==== STORED RECORDS
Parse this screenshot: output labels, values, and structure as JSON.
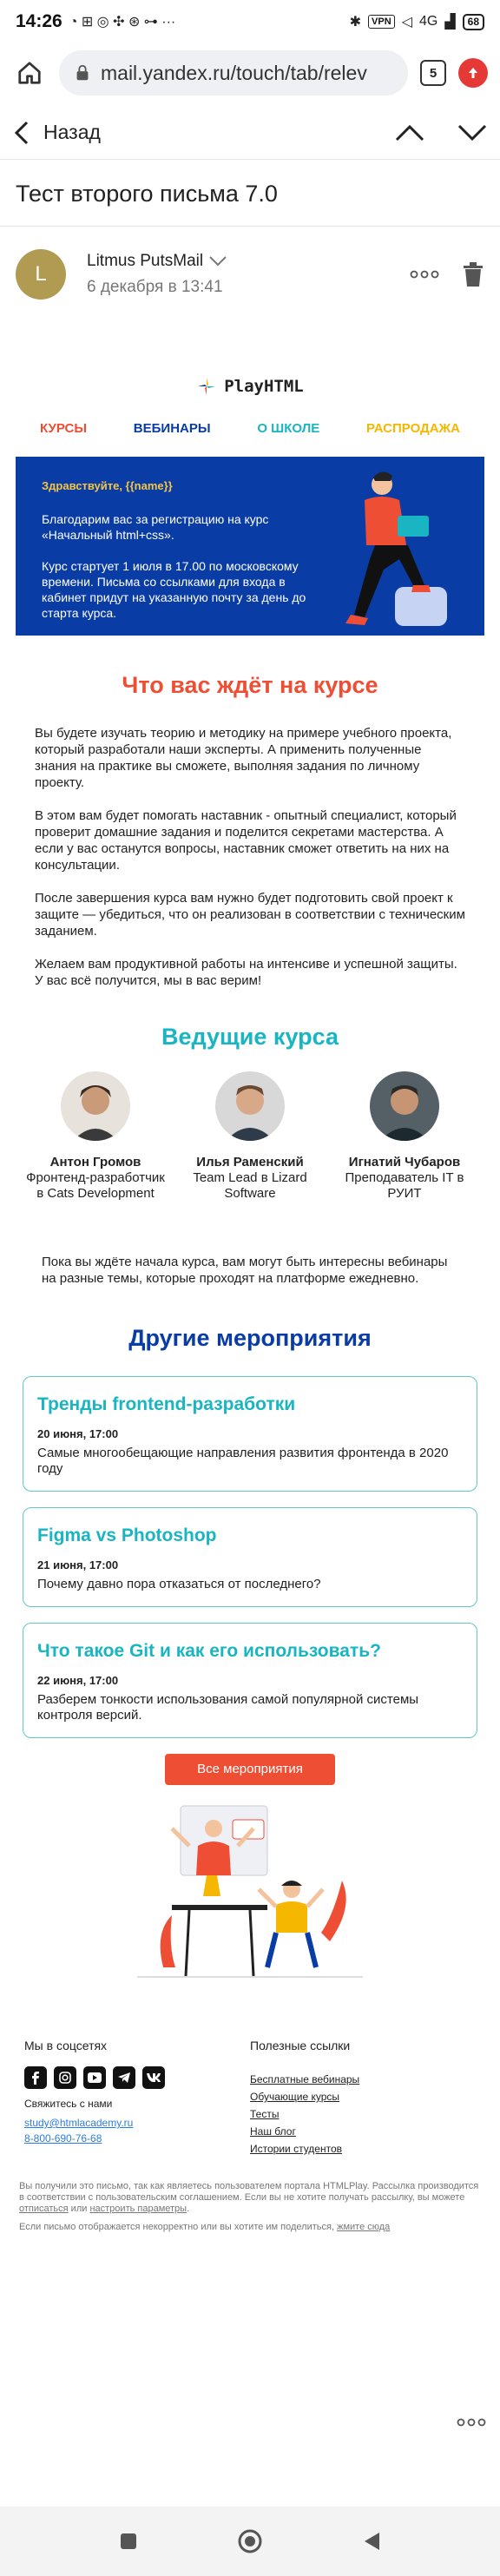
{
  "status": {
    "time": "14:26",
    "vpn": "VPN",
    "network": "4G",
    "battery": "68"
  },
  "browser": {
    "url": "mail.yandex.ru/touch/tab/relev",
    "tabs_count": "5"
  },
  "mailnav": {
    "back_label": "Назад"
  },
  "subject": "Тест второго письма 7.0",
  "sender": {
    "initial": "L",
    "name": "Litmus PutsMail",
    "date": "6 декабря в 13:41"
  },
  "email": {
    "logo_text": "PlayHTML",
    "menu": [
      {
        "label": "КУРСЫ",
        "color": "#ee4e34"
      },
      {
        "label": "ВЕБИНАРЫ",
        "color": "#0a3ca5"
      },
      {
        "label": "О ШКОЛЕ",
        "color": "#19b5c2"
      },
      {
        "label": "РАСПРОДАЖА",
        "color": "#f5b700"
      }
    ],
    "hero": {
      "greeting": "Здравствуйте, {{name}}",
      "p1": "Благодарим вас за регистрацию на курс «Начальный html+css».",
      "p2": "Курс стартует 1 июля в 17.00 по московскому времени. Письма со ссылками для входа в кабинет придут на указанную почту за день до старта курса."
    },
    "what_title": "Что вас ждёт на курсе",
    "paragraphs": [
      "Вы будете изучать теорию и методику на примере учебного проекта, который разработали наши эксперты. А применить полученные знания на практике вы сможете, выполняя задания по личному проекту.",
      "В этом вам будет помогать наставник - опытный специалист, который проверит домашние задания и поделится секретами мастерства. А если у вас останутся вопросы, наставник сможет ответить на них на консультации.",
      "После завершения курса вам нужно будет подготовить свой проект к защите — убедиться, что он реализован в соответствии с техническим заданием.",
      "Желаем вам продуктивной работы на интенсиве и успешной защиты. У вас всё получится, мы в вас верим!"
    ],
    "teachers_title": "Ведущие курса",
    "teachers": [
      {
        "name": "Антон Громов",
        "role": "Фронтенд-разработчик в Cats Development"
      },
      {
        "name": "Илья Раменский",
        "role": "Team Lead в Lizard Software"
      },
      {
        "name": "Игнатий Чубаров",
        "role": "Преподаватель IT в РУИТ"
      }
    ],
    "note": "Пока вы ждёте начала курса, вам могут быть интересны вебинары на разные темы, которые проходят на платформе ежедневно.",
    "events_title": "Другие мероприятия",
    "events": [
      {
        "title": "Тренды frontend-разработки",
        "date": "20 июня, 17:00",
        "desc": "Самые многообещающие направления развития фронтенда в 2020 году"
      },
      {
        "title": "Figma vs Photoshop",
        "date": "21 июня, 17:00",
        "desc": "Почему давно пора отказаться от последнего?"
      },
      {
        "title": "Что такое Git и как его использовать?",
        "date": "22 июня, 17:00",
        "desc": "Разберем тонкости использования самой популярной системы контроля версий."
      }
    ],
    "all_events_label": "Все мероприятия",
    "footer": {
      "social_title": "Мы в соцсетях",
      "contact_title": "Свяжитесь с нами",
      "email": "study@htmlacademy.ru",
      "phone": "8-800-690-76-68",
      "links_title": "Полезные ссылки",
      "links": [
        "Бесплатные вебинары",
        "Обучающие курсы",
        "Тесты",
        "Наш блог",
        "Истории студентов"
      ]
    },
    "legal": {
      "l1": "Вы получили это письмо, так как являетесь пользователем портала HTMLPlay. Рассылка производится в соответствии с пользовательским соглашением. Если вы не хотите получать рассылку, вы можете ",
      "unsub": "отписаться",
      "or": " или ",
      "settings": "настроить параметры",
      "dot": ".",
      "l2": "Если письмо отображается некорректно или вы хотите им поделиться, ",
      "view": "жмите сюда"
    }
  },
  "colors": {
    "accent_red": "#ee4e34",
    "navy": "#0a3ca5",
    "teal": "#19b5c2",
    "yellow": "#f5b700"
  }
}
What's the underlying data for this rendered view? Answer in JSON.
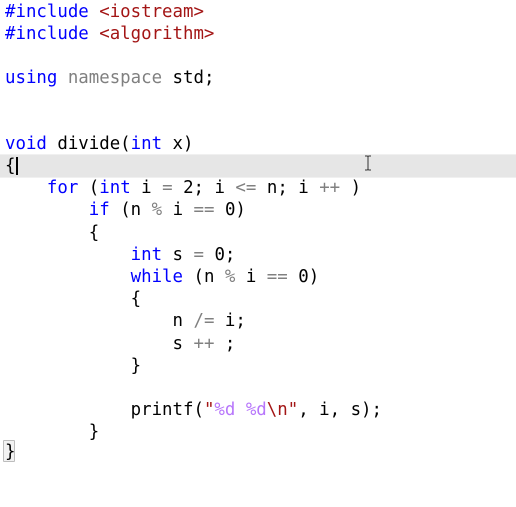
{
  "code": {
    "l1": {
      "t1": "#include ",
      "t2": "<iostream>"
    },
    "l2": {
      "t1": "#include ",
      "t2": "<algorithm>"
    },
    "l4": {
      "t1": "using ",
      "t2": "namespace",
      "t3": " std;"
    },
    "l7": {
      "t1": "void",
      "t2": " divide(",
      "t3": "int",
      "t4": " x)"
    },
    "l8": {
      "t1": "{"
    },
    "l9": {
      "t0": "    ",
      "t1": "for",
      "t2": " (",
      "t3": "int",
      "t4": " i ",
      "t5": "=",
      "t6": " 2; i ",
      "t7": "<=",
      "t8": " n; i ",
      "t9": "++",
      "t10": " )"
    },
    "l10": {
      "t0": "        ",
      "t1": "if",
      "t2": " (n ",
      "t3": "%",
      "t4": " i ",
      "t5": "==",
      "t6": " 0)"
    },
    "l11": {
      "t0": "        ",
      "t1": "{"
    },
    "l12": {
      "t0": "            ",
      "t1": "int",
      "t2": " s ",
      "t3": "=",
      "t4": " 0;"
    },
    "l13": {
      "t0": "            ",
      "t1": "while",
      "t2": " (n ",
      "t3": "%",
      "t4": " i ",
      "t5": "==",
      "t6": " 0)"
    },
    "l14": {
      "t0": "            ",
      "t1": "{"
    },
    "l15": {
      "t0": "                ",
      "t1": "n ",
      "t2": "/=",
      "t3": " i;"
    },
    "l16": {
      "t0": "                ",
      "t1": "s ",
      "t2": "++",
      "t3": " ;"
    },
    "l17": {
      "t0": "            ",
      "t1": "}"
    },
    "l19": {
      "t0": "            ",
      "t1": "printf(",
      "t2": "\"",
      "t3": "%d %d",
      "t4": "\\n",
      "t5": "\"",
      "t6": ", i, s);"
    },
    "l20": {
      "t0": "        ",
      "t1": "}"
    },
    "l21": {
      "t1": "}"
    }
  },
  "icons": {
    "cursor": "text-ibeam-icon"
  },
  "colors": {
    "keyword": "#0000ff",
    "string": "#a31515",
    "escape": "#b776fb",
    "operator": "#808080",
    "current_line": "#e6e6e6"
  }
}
========
==== STORED RECORDS
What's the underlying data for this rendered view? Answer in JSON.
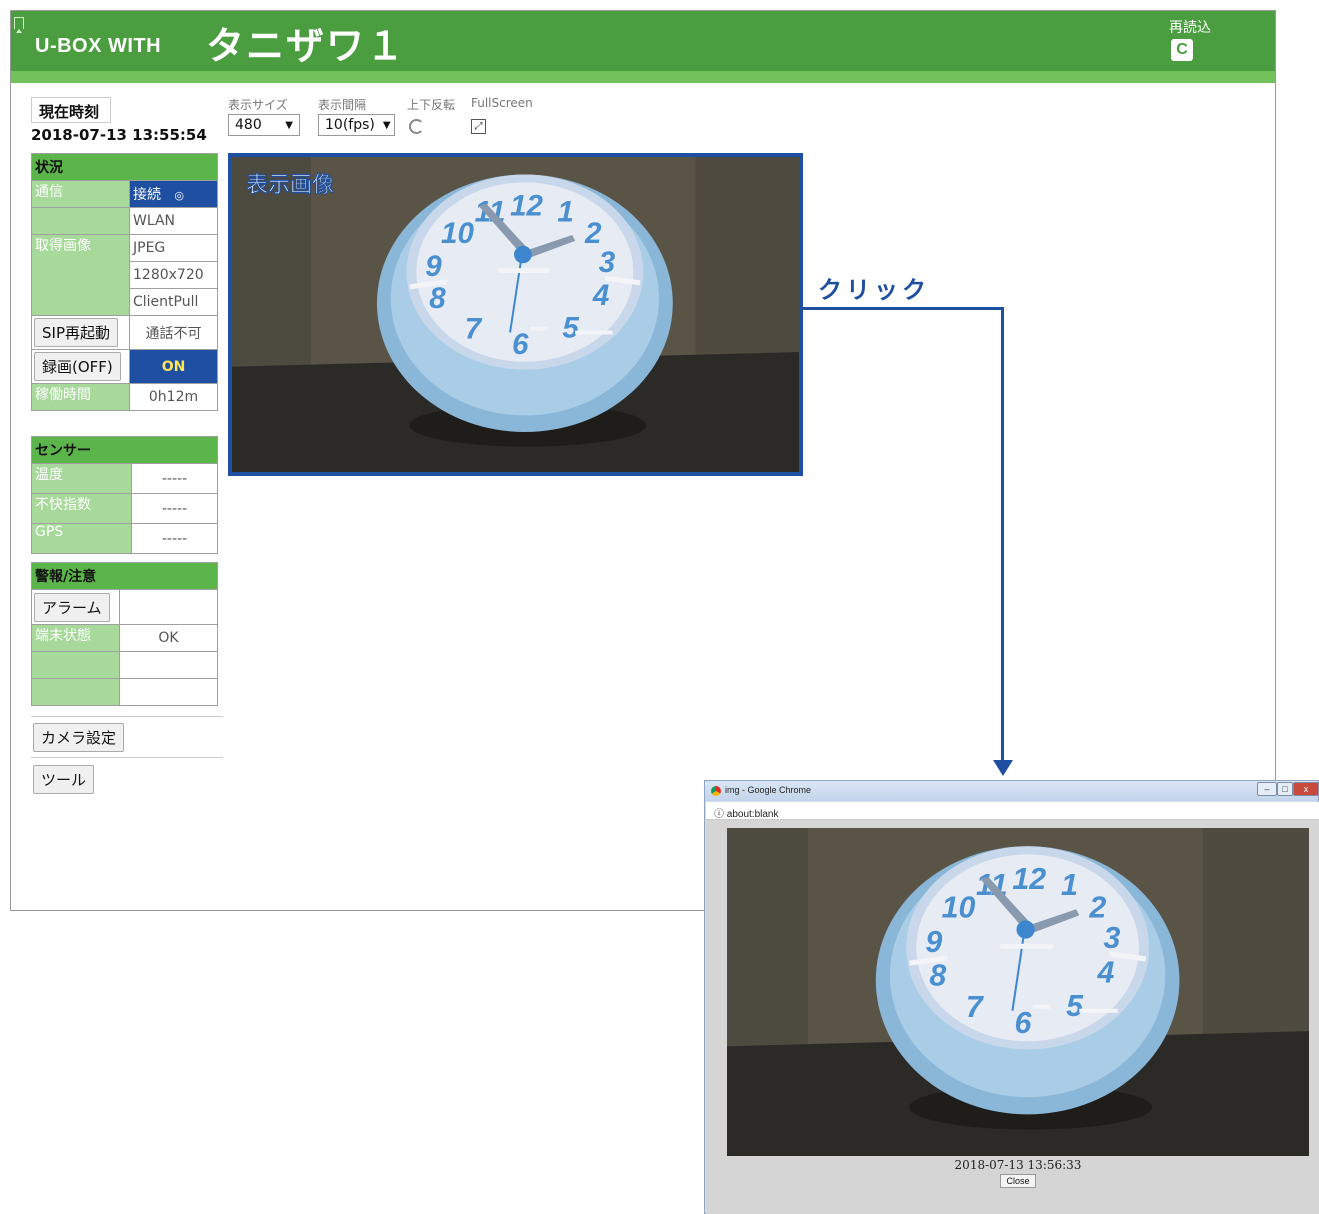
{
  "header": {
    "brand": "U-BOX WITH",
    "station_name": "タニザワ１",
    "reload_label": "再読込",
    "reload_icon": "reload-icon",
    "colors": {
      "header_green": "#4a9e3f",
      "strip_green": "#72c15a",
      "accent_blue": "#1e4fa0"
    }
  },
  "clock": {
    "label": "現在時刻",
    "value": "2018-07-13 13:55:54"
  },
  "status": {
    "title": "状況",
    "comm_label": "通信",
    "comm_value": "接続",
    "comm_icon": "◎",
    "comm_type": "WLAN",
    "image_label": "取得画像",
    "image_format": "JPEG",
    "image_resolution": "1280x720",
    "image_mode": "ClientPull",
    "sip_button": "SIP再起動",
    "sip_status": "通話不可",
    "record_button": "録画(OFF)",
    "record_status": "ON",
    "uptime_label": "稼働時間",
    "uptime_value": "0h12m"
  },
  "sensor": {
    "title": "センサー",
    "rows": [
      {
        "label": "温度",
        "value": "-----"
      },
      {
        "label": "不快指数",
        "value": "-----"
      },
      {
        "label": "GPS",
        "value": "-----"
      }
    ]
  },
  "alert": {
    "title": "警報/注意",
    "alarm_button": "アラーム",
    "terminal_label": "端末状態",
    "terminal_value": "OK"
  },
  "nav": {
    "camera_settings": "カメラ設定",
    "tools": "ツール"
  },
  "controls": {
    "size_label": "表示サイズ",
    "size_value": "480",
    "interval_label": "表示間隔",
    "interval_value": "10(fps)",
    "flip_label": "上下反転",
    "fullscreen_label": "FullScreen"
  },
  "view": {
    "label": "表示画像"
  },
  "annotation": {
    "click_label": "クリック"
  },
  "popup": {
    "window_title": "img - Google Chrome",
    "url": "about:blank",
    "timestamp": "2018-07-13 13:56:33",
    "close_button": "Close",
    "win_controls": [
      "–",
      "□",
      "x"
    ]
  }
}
========
==== STORED RECORDS
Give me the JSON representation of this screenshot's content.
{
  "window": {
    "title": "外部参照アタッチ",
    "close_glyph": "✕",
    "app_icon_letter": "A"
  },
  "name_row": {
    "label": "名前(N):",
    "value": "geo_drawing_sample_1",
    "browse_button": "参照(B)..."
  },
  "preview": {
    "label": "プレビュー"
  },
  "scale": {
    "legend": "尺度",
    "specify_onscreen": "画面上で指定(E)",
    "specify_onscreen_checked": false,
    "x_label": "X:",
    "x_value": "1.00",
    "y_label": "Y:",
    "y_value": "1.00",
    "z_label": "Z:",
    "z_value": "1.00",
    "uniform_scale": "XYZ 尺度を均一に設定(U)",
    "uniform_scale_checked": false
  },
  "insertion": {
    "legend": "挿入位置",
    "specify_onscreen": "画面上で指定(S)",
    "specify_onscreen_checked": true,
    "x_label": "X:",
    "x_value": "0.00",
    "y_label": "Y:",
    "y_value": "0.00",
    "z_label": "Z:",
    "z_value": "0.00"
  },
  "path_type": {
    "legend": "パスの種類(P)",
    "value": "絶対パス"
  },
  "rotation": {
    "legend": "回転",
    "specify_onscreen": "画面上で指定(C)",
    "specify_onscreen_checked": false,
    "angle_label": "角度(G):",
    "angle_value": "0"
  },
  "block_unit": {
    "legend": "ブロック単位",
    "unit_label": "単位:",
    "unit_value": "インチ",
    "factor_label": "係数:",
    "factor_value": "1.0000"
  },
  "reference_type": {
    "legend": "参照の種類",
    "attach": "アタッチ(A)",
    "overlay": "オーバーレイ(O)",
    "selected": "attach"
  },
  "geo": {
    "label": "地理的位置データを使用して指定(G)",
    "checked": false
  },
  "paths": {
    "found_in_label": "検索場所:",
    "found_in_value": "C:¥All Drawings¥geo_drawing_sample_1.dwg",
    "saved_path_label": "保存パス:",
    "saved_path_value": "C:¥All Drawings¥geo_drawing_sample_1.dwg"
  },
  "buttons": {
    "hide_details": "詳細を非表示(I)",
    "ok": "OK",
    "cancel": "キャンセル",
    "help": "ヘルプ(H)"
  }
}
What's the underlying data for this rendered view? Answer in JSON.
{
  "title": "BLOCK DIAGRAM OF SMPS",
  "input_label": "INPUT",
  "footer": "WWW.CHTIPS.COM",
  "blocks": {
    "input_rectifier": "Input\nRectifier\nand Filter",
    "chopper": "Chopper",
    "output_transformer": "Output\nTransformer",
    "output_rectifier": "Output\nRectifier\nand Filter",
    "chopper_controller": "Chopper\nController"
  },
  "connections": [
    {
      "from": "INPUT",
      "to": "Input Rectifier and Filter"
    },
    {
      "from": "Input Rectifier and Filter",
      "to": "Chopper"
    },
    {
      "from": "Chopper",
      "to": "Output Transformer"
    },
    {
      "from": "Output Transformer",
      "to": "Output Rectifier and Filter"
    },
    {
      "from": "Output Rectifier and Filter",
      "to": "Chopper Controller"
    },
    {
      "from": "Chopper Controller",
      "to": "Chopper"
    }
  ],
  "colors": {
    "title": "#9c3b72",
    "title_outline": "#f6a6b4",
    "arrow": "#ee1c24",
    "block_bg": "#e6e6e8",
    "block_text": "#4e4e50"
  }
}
========
_WHAT YOU HAVE TO DO_. Copy out every line of the listing that contains the string "мероприятия".

_CORRECT ANSWER_.
    "events_title": "Другие мероприятия",
    "all_events_label": "Все мероприятия",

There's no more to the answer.